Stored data
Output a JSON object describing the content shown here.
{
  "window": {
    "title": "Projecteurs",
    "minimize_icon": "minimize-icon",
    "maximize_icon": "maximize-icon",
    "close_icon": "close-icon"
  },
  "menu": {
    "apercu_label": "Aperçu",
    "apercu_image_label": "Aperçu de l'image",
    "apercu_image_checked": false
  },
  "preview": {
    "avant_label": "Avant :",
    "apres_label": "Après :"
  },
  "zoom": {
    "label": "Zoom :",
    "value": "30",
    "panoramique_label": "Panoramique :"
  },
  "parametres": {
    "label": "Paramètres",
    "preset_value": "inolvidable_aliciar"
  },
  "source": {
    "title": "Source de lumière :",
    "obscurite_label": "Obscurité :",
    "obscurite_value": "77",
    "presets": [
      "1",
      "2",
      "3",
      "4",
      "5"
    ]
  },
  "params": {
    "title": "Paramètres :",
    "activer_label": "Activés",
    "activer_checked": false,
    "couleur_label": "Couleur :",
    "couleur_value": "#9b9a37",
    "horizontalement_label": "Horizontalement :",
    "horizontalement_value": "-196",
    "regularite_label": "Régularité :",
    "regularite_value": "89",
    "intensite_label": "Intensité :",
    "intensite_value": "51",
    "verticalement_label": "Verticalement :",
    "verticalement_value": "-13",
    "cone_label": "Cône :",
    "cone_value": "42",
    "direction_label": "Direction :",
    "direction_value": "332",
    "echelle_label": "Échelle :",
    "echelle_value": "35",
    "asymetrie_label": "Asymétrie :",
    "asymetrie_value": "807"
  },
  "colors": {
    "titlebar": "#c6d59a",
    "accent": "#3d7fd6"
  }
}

▸ **SET PROBLEM**:
Search the data above for lines holding "Paramètres" and copy each of them.

▸ **WORKED SOLUTION**:
    "label": "Paramètres",
    "title": "Paramètres :",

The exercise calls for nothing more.